Would you transcribe the entries below word for word, omitting all images?
[[ SUPPLIED RECORDS open ]]
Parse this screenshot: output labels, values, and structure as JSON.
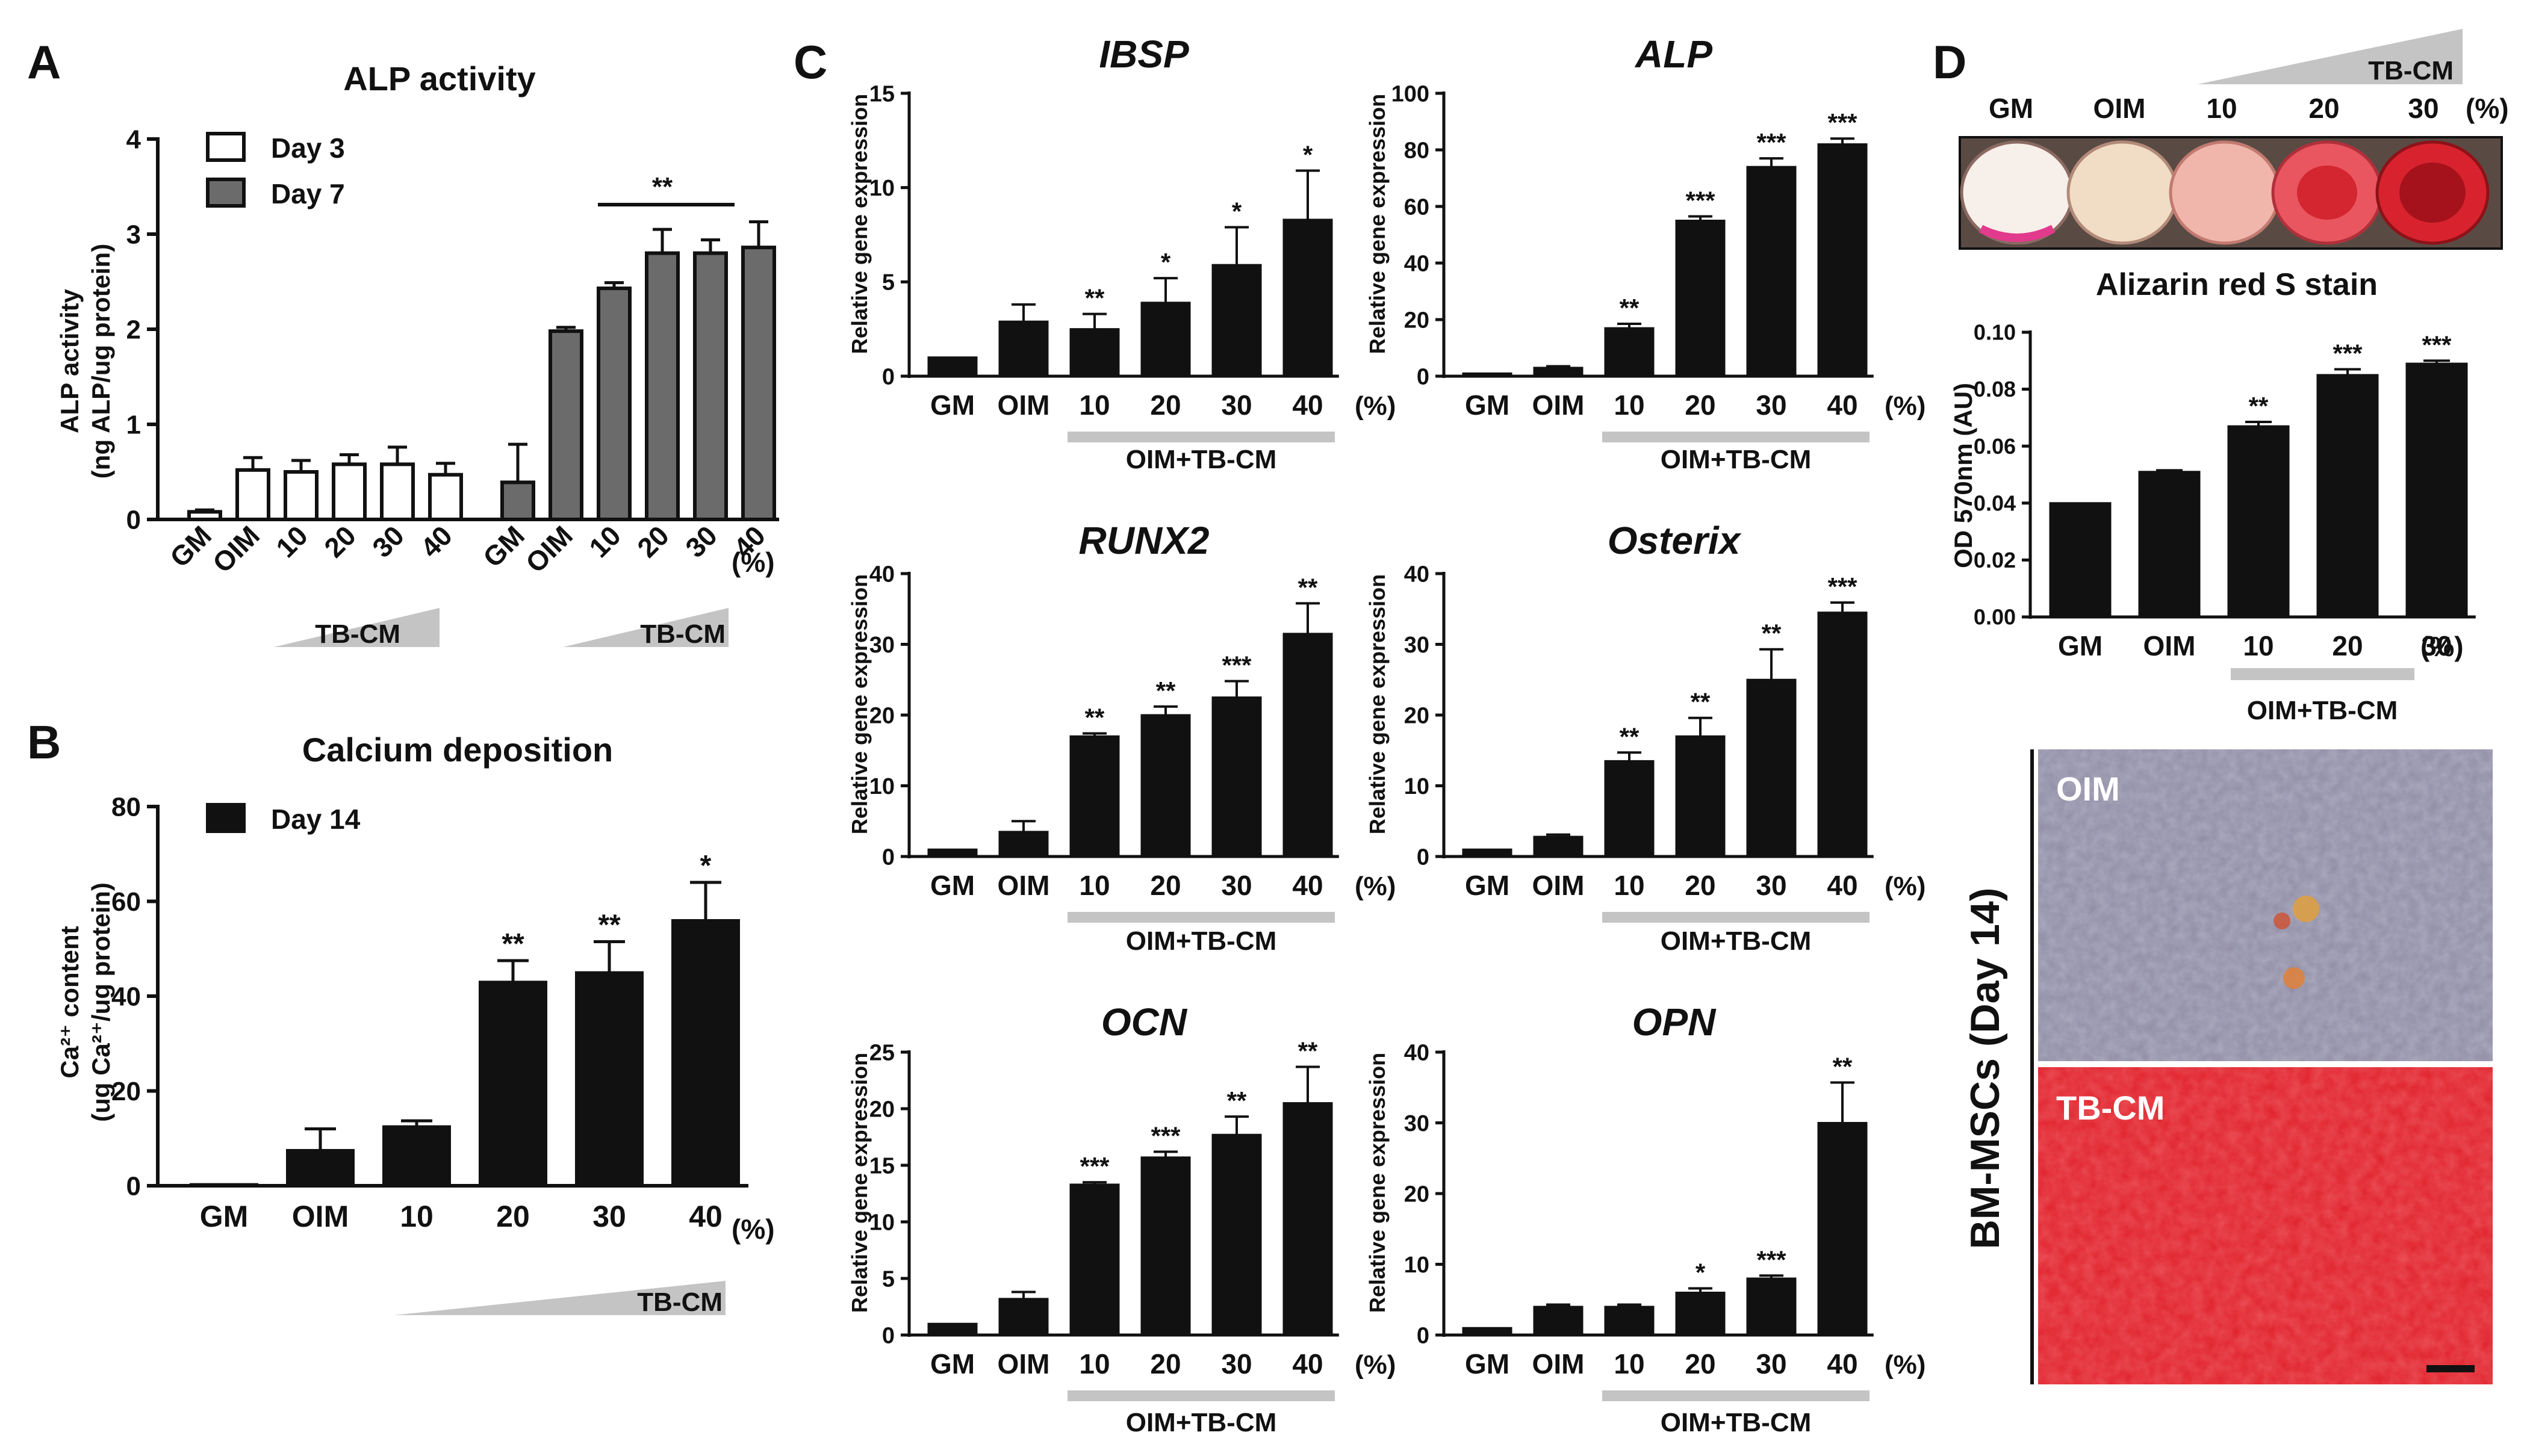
{
  "panels": {
    "A": {
      "letter": "A",
      "title": "ALP activity",
      "ylabel_line1": "ALP activity",
      "ylabel_line2": "(ng ALP/ug protein)",
      "legend": [
        "Day 3",
        "Day 7"
      ],
      "group_label": "TB-CM",
      "unit": "(%)",
      "bracket_sig": "**"
    },
    "B": {
      "letter": "B",
      "title": "Calcium deposition",
      "ylabel_line1": "Ca²⁺ content",
      "ylabel_line2": "(ug Ca²⁺/ug protein)",
      "legend": [
        "Day 14"
      ],
      "group_label": "TB-CM",
      "unit": "(%)"
    },
    "C": {
      "letter": "C",
      "ylabel": "Relative gene expression",
      "group_label": "OIM+TB-CM",
      "unit": "(%)"
    },
    "D": {
      "letter": "D",
      "gradient_label": "TB-CM",
      "plate_labels": [
        "GM",
        "OIM",
        "10",
        "20",
        "30"
      ],
      "plate_unit": "(%)",
      "stain_title": "Alizarin red S stain",
      "ylabel": "OD 570nm (AU)",
      "group_label": "OIM+TB-CM",
      "unit": "(%)",
      "side_label": "BM-MSCs (Day 14)",
      "photo_labels": [
        "OIM",
        "TB-CM"
      ]
    }
  },
  "colors": {
    "bar_black": "#111111",
    "bar_grey": "#6b6b6b",
    "bar_white": "#ffffff",
    "wedge": "#c4c4c4",
    "stain_red": "#e0202a",
    "photo_bg": "#8f8ca4"
  },
  "chart_data": [
    {
      "id": "A",
      "type": "bar",
      "title": "ALP activity",
      "categories": [
        "GM",
        "OIM",
        "10",
        "20",
        "30",
        "40"
      ],
      "ylim": [
        0,
        4
      ],
      "yticks": [
        0,
        1,
        2,
        3,
        4
      ],
      "series": [
        {
          "name": "Day 3",
          "values": [
            0.08,
            0.52,
            0.5,
            0.58,
            0.58,
            0.47
          ],
          "errors": [
            0.02,
            0.13,
            0.12,
            0.1,
            0.18,
            0.12
          ],
          "significance": [
            "",
            "",
            "",
            "",
            "",
            ""
          ]
        },
        {
          "name": "Day 7",
          "values": [
            0.39,
            1.98,
            2.43,
            2.8,
            2.8,
            2.86
          ],
          "errors": [
            0.4,
            0.04,
            0.06,
            0.25,
            0.14,
            0.27
          ],
          "significance": [
            "",
            "",
            "",
            "",
            "",
            ""
          ]
        }
      ]
    },
    {
      "id": "B",
      "type": "bar",
      "title": "Calcium deposition",
      "categories": [
        "GM",
        "OIM",
        "10",
        "20",
        "30",
        "40"
      ],
      "ylim": [
        0,
        80
      ],
      "yticks": [
        0,
        20,
        40,
        60,
        80
      ],
      "series": [
        {
          "name": "Day 14",
          "values": [
            0.3,
            7.5,
            12.5,
            43,
            45,
            56
          ],
          "errors": [
            0,
            4.5,
            1.2,
            4.5,
            6.5,
            8
          ],
          "significance": [
            "",
            "",
            "",
            "**",
            "**",
            "*"
          ]
        }
      ]
    },
    {
      "id": "IBSP",
      "type": "bar",
      "title": "IBSP",
      "categories": [
        "GM",
        "OIM",
        "10",
        "20",
        "30",
        "40"
      ],
      "ylim": [
        0,
        15
      ],
      "yticks": [
        0,
        5,
        10,
        15
      ],
      "series": [
        {
          "name": "IBSP",
          "values": [
            1,
            2.9,
            2.5,
            3.9,
            5.9,
            8.3
          ],
          "errors": [
            0,
            0.9,
            0.8,
            1.3,
            2.0,
            2.6
          ],
          "significance": [
            "",
            "",
            "**",
            "*",
            "*",
            "*"
          ]
        }
      ]
    },
    {
      "id": "ALP",
      "type": "bar",
      "title": "ALP",
      "categories": [
        "GM",
        "OIM",
        "10",
        "20",
        "30",
        "40"
      ],
      "ylim": [
        0,
        100
      ],
      "yticks": [
        0,
        20,
        40,
        60,
        80,
        100
      ],
      "series": [
        {
          "name": "ALP",
          "values": [
            1,
            3,
            17,
            55,
            74,
            82
          ],
          "errors": [
            0,
            0.5,
            1.5,
            1.5,
            3,
            2
          ],
          "significance": [
            "",
            "",
            "**",
            "***",
            "***",
            "***"
          ]
        }
      ]
    },
    {
      "id": "RUNX2",
      "type": "bar",
      "title": "RUNX2",
      "categories": [
        "GM",
        "OIM",
        "10",
        "20",
        "30",
        "40"
      ],
      "ylim": [
        0,
        40
      ],
      "yticks": [
        0,
        10,
        20,
        30,
        40
      ],
      "series": [
        {
          "name": "RUNX2",
          "values": [
            1,
            3.5,
            17,
            20,
            22.5,
            31.5
          ],
          "errors": [
            0,
            1.5,
            0.4,
            1.2,
            2.3,
            4.3
          ],
          "significance": [
            "",
            "",
            "**",
            "**",
            "***",
            "**"
          ]
        }
      ]
    },
    {
      "id": "Osterix",
      "type": "bar",
      "title": "Osterix",
      "categories": [
        "GM",
        "OIM",
        "10",
        "20",
        "30",
        "40"
      ],
      "ylim": [
        0,
        40
      ],
      "yticks": [
        0,
        10,
        20,
        30,
        40
      ],
      "series": [
        {
          "name": "Osterix",
          "values": [
            1,
            2.8,
            13.5,
            17,
            25,
            34.5
          ],
          "errors": [
            0,
            0.3,
            1.2,
            2.6,
            4.3,
            1.4
          ],
          "significance": [
            "",
            "",
            "**",
            "**",
            "**",
            "***"
          ]
        }
      ]
    },
    {
      "id": "OCN",
      "type": "bar",
      "title": "OCN",
      "categories": [
        "GM",
        "OIM",
        "10",
        "20",
        "30",
        "40"
      ],
      "ylim": [
        0,
        25
      ],
      "yticks": [
        0,
        5,
        10,
        15,
        20,
        25
      ],
      "series": [
        {
          "name": "OCN",
          "values": [
            1,
            3.2,
            13.3,
            15.7,
            17.7,
            20.5
          ],
          "errors": [
            0,
            0.6,
            0.2,
            0.5,
            1.6,
            3.2
          ],
          "significance": [
            "",
            "",
            "***",
            "***",
            "**",
            "**"
          ]
        }
      ]
    },
    {
      "id": "OPN",
      "type": "bar",
      "title": "OPN",
      "categories": [
        "GM",
        "OIM",
        "10",
        "20",
        "30",
        "40"
      ],
      "ylim": [
        0,
        40
      ],
      "yticks": [
        0,
        10,
        20,
        30,
        40
      ],
      "series": [
        {
          "name": "OPN",
          "values": [
            1,
            4,
            4,
            6,
            8,
            30
          ],
          "errors": [
            0,
            0.3,
            0.3,
            0.6,
            0.4,
            5.7
          ],
          "significance": [
            "",
            "",
            "",
            "*",
            "***",
            "**"
          ]
        }
      ]
    },
    {
      "id": "D",
      "type": "bar",
      "title": "Alizarin red S stain",
      "categories": [
        "GM",
        "OIM",
        "10",
        "20",
        "30"
      ],
      "ylim": [
        0,
        0.1
      ],
      "yticks": [
        "0.00",
        "0.02",
        "0.04",
        "0.06",
        "0.08",
        "0.10"
      ],
      "series": [
        {
          "name": "OD 570nm",
          "values": [
            0.04,
            0.051,
            0.067,
            0.085,
            0.089
          ],
          "errors": [
            0,
            0.0005,
            0.0015,
            0.002,
            0.001
          ],
          "significance": [
            "",
            "",
            "**",
            "***",
            "***"
          ]
        }
      ]
    }
  ]
}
[[ SUPPLIED RECORDS closed ]]
YOUR RESPONSE:
Parse this screenshot: output labels, values, and structure as JSON.
{
  "panels": {
    "A": {
      "letter": "A",
      "title": "ALP activity",
      "ylabel_line1": "ALP activity",
      "ylabel_line2": "(ng ALP/ug protein)",
      "legend": [
        "Day 3",
        "Day 7"
      ],
      "group_label": "TB-CM",
      "unit": "(%)",
      "bracket_sig": "**"
    },
    "B": {
      "letter": "B",
      "title": "Calcium deposition",
      "ylabel_line1": "Ca²⁺ content",
      "ylabel_line2": "(ug Ca²⁺/ug protein)",
      "legend": [
        "Day 14"
      ],
      "group_label": "TB-CM",
      "unit": "(%)"
    },
    "C": {
      "letter": "C",
      "ylabel": "Relative gene expression",
      "group_label": "OIM+TB-CM",
      "unit": "(%)"
    },
    "D": {
      "letter": "D",
      "gradient_label": "TB-CM",
      "plate_labels": [
        "GM",
        "OIM",
        "10",
        "20",
        "30"
      ],
      "plate_unit": "(%)",
      "stain_title": "Alizarin red S stain",
      "ylabel": "OD 570nm (AU)",
      "group_label": "OIM+TB-CM",
      "unit": "(%)",
      "side_label": "BM-MSCs (Day 14)",
      "photo_labels": [
        "OIM",
        "TB-CM"
      ]
    }
  },
  "colors": {
    "bar_black": "#111111",
    "bar_grey": "#6b6b6b",
    "bar_white": "#ffffff",
    "wedge": "#c4c4c4",
    "stain_red": "#e0202a",
    "photo_bg": "#8f8ca4"
  },
  "chart_data": [
    {
      "id": "A",
      "type": "bar",
      "title": "ALP activity",
      "categories": [
        "GM",
        "OIM",
        "10",
        "20",
        "30",
        "40"
      ],
      "ylim": [
        0,
        4
      ],
      "yticks": [
        0,
        1,
        2,
        3,
        4
      ],
      "series": [
        {
          "name": "Day 3",
          "values": [
            0.08,
            0.52,
            0.5,
            0.58,
            0.58,
            0.47
          ],
          "errors": [
            0.02,
            0.13,
            0.12,
            0.1,
            0.18,
            0.12
          ],
          "significance": [
            "",
            "",
            "",
            "",
            "",
            ""
          ]
        },
        {
          "name": "Day 7",
          "values": [
            0.39,
            1.98,
            2.43,
            2.8,
            2.8,
            2.86
          ],
          "errors": [
            0.4,
            0.04,
            0.06,
            0.25,
            0.14,
            0.27
          ],
          "significance": [
            "",
            "",
            "",
            "",
            "",
            ""
          ]
        }
      ]
    },
    {
      "id": "B",
      "type": "bar",
      "title": "Calcium deposition",
      "categories": [
        "GM",
        "OIM",
        "10",
        "20",
        "30",
        "40"
      ],
      "ylim": [
        0,
        80
      ],
      "yticks": [
        0,
        20,
        40,
        60,
        80
      ],
      "series": [
        {
          "name": "Day 14",
          "values": [
            0.3,
            7.5,
            12.5,
            43,
            45,
            56
          ],
          "errors": [
            0,
            4.5,
            1.2,
            4.5,
            6.5,
            8
          ],
          "significance": [
            "",
            "",
            "",
            "**",
            "**",
            "*"
          ]
        }
      ]
    },
    {
      "id": "IBSP",
      "type": "bar",
      "title": "IBSP",
      "categories": [
        "GM",
        "OIM",
        "10",
        "20",
        "30",
        "40"
      ],
      "ylim": [
        0,
        15
      ],
      "yticks": [
        0,
        5,
        10,
        15
      ],
      "series": [
        {
          "name": "IBSP",
          "values": [
            1,
            2.9,
            2.5,
            3.9,
            5.9,
            8.3
          ],
          "errors": [
            0,
            0.9,
            0.8,
            1.3,
            2.0,
            2.6
          ],
          "significance": [
            "",
            "",
            "**",
            "*",
            "*",
            "*"
          ]
        }
      ]
    },
    {
      "id": "ALP",
      "type": "bar",
      "title": "ALP",
      "categories": [
        "GM",
        "OIM",
        "10",
        "20",
        "30",
        "40"
      ],
      "ylim": [
        0,
        100
      ],
      "yticks": [
        0,
        20,
        40,
        60,
        80,
        100
      ],
      "series": [
        {
          "name": "ALP",
          "values": [
            1,
            3,
            17,
            55,
            74,
            82
          ],
          "errors": [
            0,
            0.5,
            1.5,
            1.5,
            3,
            2
          ],
          "significance": [
            "",
            "",
            "**",
            "***",
            "***",
            "***"
          ]
        }
      ]
    },
    {
      "id": "RUNX2",
      "type": "bar",
      "title": "RUNX2",
      "categories": [
        "GM",
        "OIM",
        "10",
        "20",
        "30",
        "40"
      ],
      "ylim": [
        0,
        40
      ],
      "yticks": [
        0,
        10,
        20,
        30,
        40
      ],
      "series": [
        {
          "name": "RUNX2",
          "values": [
            1,
            3.5,
            17,
            20,
            22.5,
            31.5
          ],
          "errors": [
            0,
            1.5,
            0.4,
            1.2,
            2.3,
            4.3
          ],
          "significance": [
            "",
            "",
            "**",
            "**",
            "***",
            "**"
          ]
        }
      ]
    },
    {
      "id": "Osterix",
      "type": "bar",
      "title": "Osterix",
      "categories": [
        "GM",
        "OIM",
        "10",
        "20",
        "30",
        "40"
      ],
      "ylim": [
        0,
        40
      ],
      "yticks": [
        0,
        10,
        20,
        30,
        40
      ],
      "series": [
        {
          "name": "Osterix",
          "values": [
            1,
            2.8,
            13.5,
            17,
            25,
            34.5
          ],
          "errors": [
            0,
            0.3,
            1.2,
            2.6,
            4.3,
            1.4
          ],
          "significance": [
            "",
            "",
            "**",
            "**",
            "**",
            "***"
          ]
        }
      ]
    },
    {
      "id": "OCN",
      "type": "bar",
      "title": "OCN",
      "categories": [
        "GM",
        "OIM",
        "10",
        "20",
        "30",
        "40"
      ],
      "ylim": [
        0,
        25
      ],
      "yticks": [
        0,
        5,
        10,
        15,
        20,
        25
      ],
      "series": [
        {
          "name": "OCN",
          "values": [
            1,
            3.2,
            13.3,
            15.7,
            17.7,
            20.5
          ],
          "errors": [
            0,
            0.6,
            0.2,
            0.5,
            1.6,
            3.2
          ],
          "significance": [
            "",
            "",
            "***",
            "***",
            "**",
            "**"
          ]
        }
      ]
    },
    {
      "id": "OPN",
      "type": "bar",
      "title": "OPN",
      "categories": [
        "GM",
        "OIM",
        "10",
        "20",
        "30",
        "40"
      ],
      "ylim": [
        0,
        40
      ],
      "yticks": [
        0,
        10,
        20,
        30,
        40
      ],
      "series": [
        {
          "name": "OPN",
          "values": [
            1,
            4,
            4,
            6,
            8,
            30
          ],
          "errors": [
            0,
            0.3,
            0.3,
            0.6,
            0.4,
            5.7
          ],
          "significance": [
            "",
            "",
            "",
            "*",
            "***",
            "**"
          ]
        }
      ]
    },
    {
      "id": "D",
      "type": "bar",
      "title": "Alizarin red S stain",
      "categories": [
        "GM",
        "OIM",
        "10",
        "20",
        "30"
      ],
      "ylim": [
        0,
        0.1
      ],
      "yticks": [
        "0.00",
        "0.02",
        "0.04",
        "0.06",
        "0.08",
        "0.10"
      ],
      "series": [
        {
          "name": "OD 570nm",
          "values": [
            0.04,
            0.051,
            0.067,
            0.085,
            0.089
          ],
          "errors": [
            0,
            0.0005,
            0.0015,
            0.002,
            0.001
          ],
          "significance": [
            "",
            "",
            "**",
            "***",
            "***"
          ]
        }
      ]
    }
  ]
}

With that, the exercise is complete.